▶ Extracted records:
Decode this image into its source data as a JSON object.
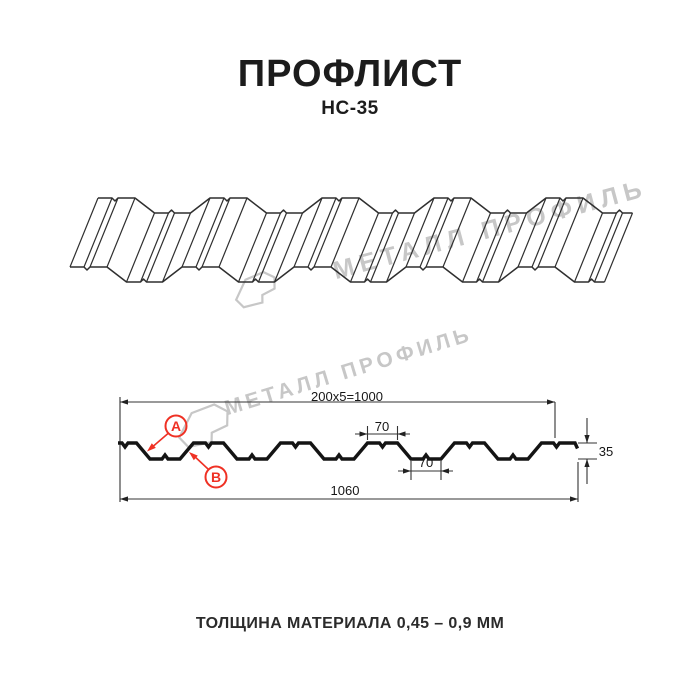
{
  "header": {
    "title": "ПРОФЛИСТ",
    "subtitle": "НС-35"
  },
  "watermark": {
    "text": "МЕТАЛЛ ПРОФИЛЬ"
  },
  "section": {
    "dim_top_width": "200x5=1000",
    "dim_crest_width": "70",
    "dim_valley_width": "70",
    "dim_total_width": "1060",
    "dim_height": "35",
    "callout_a": "A",
    "callout_b": "B"
  },
  "footer": {
    "text": "ТОЛЩИНА МАТЕРИАЛА 0,45 – 0,9 ММ"
  },
  "colors": {
    "accent_red": "#ef3124",
    "watermark_gray": "#c7c7c7",
    "line_dark": "#2f2f2f",
    "profile_black": "#141414"
  }
}
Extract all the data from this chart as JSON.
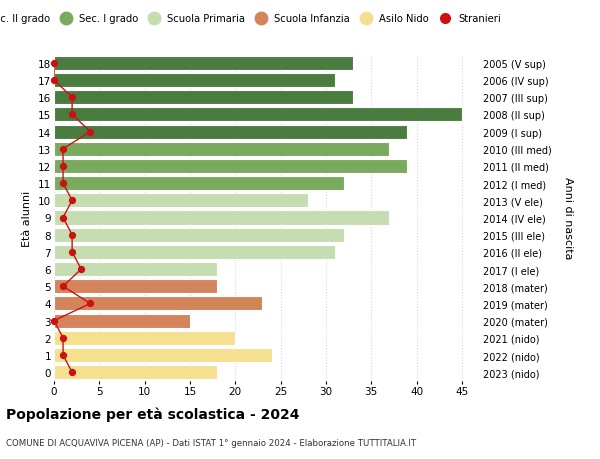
{
  "ages": [
    18,
    17,
    16,
    15,
    14,
    13,
    12,
    11,
    10,
    9,
    8,
    7,
    6,
    5,
    4,
    3,
    2,
    1,
    0
  ],
  "right_labels": [
    "2005 (V sup)",
    "2006 (IV sup)",
    "2007 (III sup)",
    "2008 (II sup)",
    "2009 (I sup)",
    "2010 (III med)",
    "2011 (II med)",
    "2012 (I med)",
    "2013 (V ele)",
    "2014 (IV ele)",
    "2015 (III ele)",
    "2016 (II ele)",
    "2017 (I ele)",
    "2018 (mater)",
    "2019 (mater)",
    "2020 (mater)",
    "2021 (nido)",
    "2022 (nido)",
    "2023 (nido)"
  ],
  "bar_values": [
    33,
    31,
    33,
    45,
    39,
    37,
    39,
    32,
    28,
    37,
    32,
    31,
    18,
    18,
    23,
    15,
    20,
    24,
    18
  ],
  "stranieri": [
    0,
    0,
    2,
    2,
    4,
    1,
    1,
    1,
    2,
    1,
    2,
    2,
    3,
    1,
    4,
    0,
    1,
    1,
    2
  ],
  "bar_colors": [
    "#4a7c3f",
    "#4a7c3f",
    "#4a7c3f",
    "#4a7c3f",
    "#4a7c3f",
    "#7aaa5e",
    "#7aaa5e",
    "#7aaa5e",
    "#c5ddb0",
    "#c5ddb0",
    "#c5ddb0",
    "#c5ddb0",
    "#c5ddb0",
    "#d4845a",
    "#d4845a",
    "#d4845a",
    "#f5e090",
    "#f5e090",
    "#f5e090"
  ],
  "legend_items": [
    {
      "label": "Sec. II grado",
      "color": "#4a7c3f"
    },
    {
      "label": "Sec. I grado",
      "color": "#7aaa5e"
    },
    {
      "label": "Scuola Primaria",
      "color": "#c5ddb0"
    },
    {
      "label": "Scuola Infanzia",
      "color": "#d4845a"
    },
    {
      "label": "Asilo Nido",
      "color": "#f5e090"
    },
    {
      "label": "Stranieri",
      "color": "#cc1111"
    }
  ],
  "xlabel_right": "Anni di nascita",
  "ylabel": "Età alunni",
  "title": "Popolazione per età scolastica - 2024",
  "subtitle": "COMUNE DI ACQUAVIVA PICENA (AP) - Dati ISTAT 1° gennaio 2024 - Elaborazione TUTTITALIA.IT",
  "xlim": [
    0,
    47
  ],
  "xticks": [
    0,
    5,
    10,
    15,
    20,
    25,
    30,
    35,
    40,
    45
  ],
  "stranieri_color": "#cc1111",
  "bg_color": "#ffffff",
  "grid_color": "#cccccc"
}
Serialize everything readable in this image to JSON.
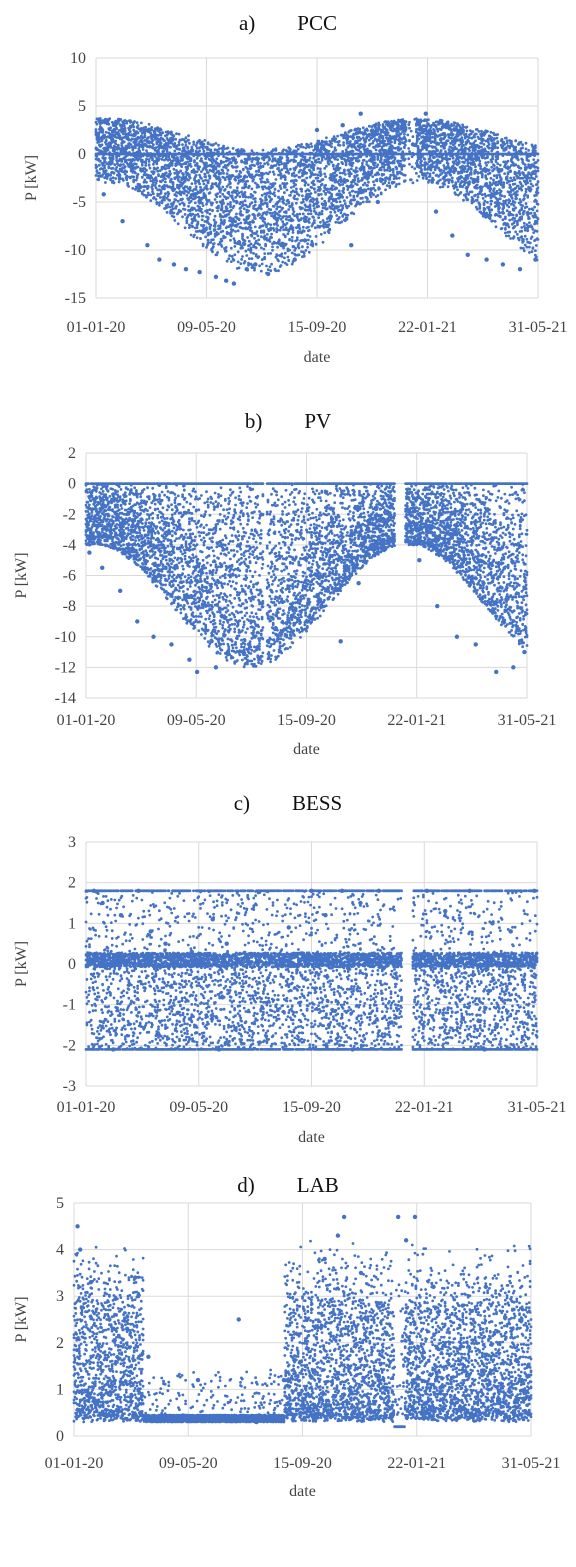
{
  "colors": {
    "series": "#4472c4",
    "grid": "#d9d9d9",
    "text": "#444444"
  },
  "chart_data": [
    {
      "type": "scatter",
      "panel": "a)",
      "title": "PCC",
      "xlabel": "date",
      "ylabel": "P [kW]",
      "xlim": [
        "2020-01-01",
        "2021-05-31"
      ],
      "xticks": [
        "01-01-20",
        "09-05-20",
        "15-09-20",
        "22-01-21",
        "31-05-21"
      ],
      "ylim": [
        -15,
        10
      ],
      "yticks": [
        -15,
        -10,
        -5,
        0,
        5,
        10
      ],
      "grid": true,
      "legend": "none",
      "series": [
        {
          "points": [
            [
              "2020-01-05",
              3.5
            ],
            [
              "2020-01-10",
              -4.2
            ],
            [
              "2020-01-20",
              1.5
            ],
            [
              "2020-02-01",
              -7.0
            ],
            [
              "2020-02-15",
              2.0
            ],
            [
              "2020-03-01",
              -9.5
            ],
            [
              "2020-03-15",
              -11.0
            ],
            [
              "2020-04-01",
              -11.5
            ],
            [
              "2020-04-15",
              -12.0
            ],
            [
              "2020-05-01",
              -12.3
            ],
            [
              "2020-05-20",
              -12.8
            ],
            [
              "2020-06-01",
              -13.2
            ],
            [
              "2020-06-10",
              -13.5
            ],
            [
              "2020-06-25",
              -12.0
            ],
            [
              "2020-07-05",
              -11.5
            ],
            [
              "2020-07-20",
              -12.5
            ],
            [
              "2020-08-05",
              -9.5
            ],
            [
              "2020-08-20",
              -11.0
            ],
            [
              "2020-09-01",
              -9.0
            ],
            [
              "2020-09-15",
              2.5
            ],
            [
              "2020-10-01",
              -6.5
            ],
            [
              "2020-10-15",
              3.0
            ],
            [
              "2020-10-25",
              -9.5
            ],
            [
              "2020-11-05",
              4.2
            ],
            [
              "2020-11-25",
              -5.0
            ],
            [
              "2020-12-10",
              2.8
            ],
            [
              "2021-01-05",
              1.0
            ],
            [
              "2021-01-20",
              4.2
            ],
            [
              "2021-02-01",
              -6.0
            ],
            [
              "2021-02-20",
              -8.5
            ],
            [
              "2021-03-10",
              -10.5
            ],
            [
              "2021-04-01",
              -11.0
            ],
            [
              "2021-04-20",
              -11.5
            ],
            [
              "2021-05-10",
              -12.0
            ],
            [
              "2021-05-28",
              -11.0
            ]
          ]
        }
      ]
    },
    {
      "type": "scatter",
      "panel": "b)",
      "title": "PV",
      "xlabel": "date",
      "ylabel": "P [kW]",
      "xlim": [
        "2020-01-01",
        "2021-05-31"
      ],
      "xticks": [
        "01-01-20",
        "09-05-20",
        "15-09-20",
        "22-01-21",
        "31-05-21"
      ],
      "ylim": [
        -14,
        2
      ],
      "yticks": [
        -14,
        -12,
        -10,
        -8,
        -6,
        -4,
        -2,
        0,
        2
      ],
      "grid": true,
      "legend": "none",
      "series": [
        {
          "points": [
            [
              "2020-01-05",
              -4.5
            ],
            [
              "2020-01-20",
              -5.5
            ],
            [
              "2020-02-10",
              -7.0
            ],
            [
              "2020-03-01",
              -9.0
            ],
            [
              "2020-03-20",
              -10.0
            ],
            [
              "2020-04-10",
              -10.5
            ],
            [
              "2020-05-01",
              -11.5
            ],
            [
              "2020-05-10",
              -12.3
            ],
            [
              "2020-06-01",
              -12.0
            ],
            [
              "2020-06-15",
              -11.0
            ],
            [
              "2020-07-10",
              -10.5
            ],
            [
              "2020-08-01",
              -10.3
            ],
            [
              "2020-08-25",
              -9.0
            ],
            [
              "2020-09-20",
              -6.0
            ],
            [
              "2020-10-10",
              -7.0
            ],
            [
              "2020-10-25",
              -10.3
            ],
            [
              "2020-11-15",
              -6.5
            ],
            [
              "2020-12-20",
              -3.5
            ],
            [
              "2021-01-25",
              -5.0
            ],
            [
              "2021-02-15",
              -8.0
            ],
            [
              "2021-03-10",
              -10.0
            ],
            [
              "2021-04-01",
              -10.5
            ],
            [
              "2021-04-25",
              -12.3
            ],
            [
              "2021-05-15",
              -12.0
            ],
            [
              "2021-05-28",
              -11.0
            ]
          ]
        }
      ]
    },
    {
      "type": "scatter",
      "panel": "c)",
      "title": "BESS",
      "xlabel": "date",
      "ylabel": "P [kW]",
      "xlim": [
        "2020-01-01",
        "2021-05-31"
      ],
      "xticks": [
        "01-01-20",
        "09-05-20",
        "15-09-20",
        "22-01-21",
        "31-05-21"
      ],
      "ylim": [
        -3,
        3
      ],
      "yticks": [
        -3,
        -2,
        -1,
        0,
        1,
        2,
        3
      ],
      "grid": true,
      "legend": "none",
      "series": [
        {
          "points": [
            [
              "2020-01-10",
              1.8
            ],
            [
              "2020-01-20",
              1.5
            ],
            [
              "2020-02-10",
              1.2
            ],
            [
              "2020-03-01",
              1.8
            ],
            [
              "2020-03-15",
              0.8
            ],
            [
              "2020-04-01",
              0.5
            ],
            [
              "2020-05-01",
              0.3
            ],
            [
              "2020-05-25",
              1.1
            ],
            [
              "2020-06-10",
              0.5
            ],
            [
              "2020-08-20",
              0.9
            ],
            [
              "2020-09-15",
              1.8
            ],
            [
              "2020-10-01",
              1.2
            ],
            [
              "2020-10-20",
              1.8
            ],
            [
              "2020-11-10",
              1.5
            ],
            [
              "2020-12-01",
              1.8
            ],
            [
              "2021-01-25",
              1.8
            ],
            [
              "2021-02-15",
              1.3
            ],
            [
              "2021-03-15",
              1.8
            ],
            [
              "2021-04-10",
              1.0
            ],
            [
              "2021-05-01",
              0.8
            ],
            [
              "2021-05-28",
              1.8
            ],
            [
              "2020-02-01",
              -2.1
            ],
            [
              "2020-06-01",
              -2.1
            ],
            [
              "2020-11-01",
              -2.1
            ],
            [
              "2021-04-01",
              -2.1
            ],
            [
              "2020-04-15",
              -1.2
            ],
            [
              "2020-10-05",
              -1.5
            ],
            [
              "2021-03-01",
              -0.8
            ]
          ]
        }
      ]
    },
    {
      "type": "scatter",
      "panel": "d)",
      "title": "LAB",
      "xlabel": "date",
      "ylabel": "P [kW]",
      "xlim": [
        "2020-01-01",
        "2021-05-31"
      ],
      "xticks": [
        "01-01-20",
        "09-05-20",
        "15-09-20",
        "22-01-21",
        "31-05-21"
      ],
      "ylim": [
        0,
        5
      ],
      "yticks": [
        0,
        1,
        2,
        3,
        4,
        5
      ],
      "grid": true,
      "legend": "none",
      "series": [
        {
          "points": [
            [
              "2020-01-05",
              4.5
            ],
            [
              "2020-01-08",
              4.0
            ],
            [
              "2020-01-20",
              3.3
            ],
            [
              "2020-02-10",
              2.5
            ],
            [
              "2020-03-01",
              2.3
            ],
            [
              "2020-03-10",
              3.4
            ],
            [
              "2020-03-25",
              1.7
            ],
            [
              "2020-05-20",
              1.2
            ],
            [
              "2020-07-05",
              2.5
            ],
            [
              "2020-07-25",
              0.3
            ],
            [
              "2020-08-25",
              1.2
            ],
            [
              "2020-09-20",
              2.5
            ],
            [
              "2020-10-10",
              3.8
            ],
            [
              "2020-10-25",
              4.3
            ],
            [
              "2020-11-01",
              4.7
            ],
            [
              "2020-11-20",
              3.5
            ],
            [
              "2020-12-15",
              2.8
            ],
            [
              "2021-01-01",
              4.7
            ],
            [
              "2021-01-10",
              4.2
            ],
            [
              "2021-01-20",
              4.7
            ],
            [
              "2021-02-10",
              3.2
            ],
            [
              "2021-03-15",
              2.8
            ],
            [
              "2021-04-10",
              3.2
            ],
            [
              "2021-05-10",
              2.3
            ],
            [
              "2021-05-28",
              1.5
            ]
          ]
        }
      ]
    }
  ]
}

▶ PROBLEM DESCRIPTION: In the listing, how many lines hold "JSON"? Answer with a bare number.

▶ REPLY: 3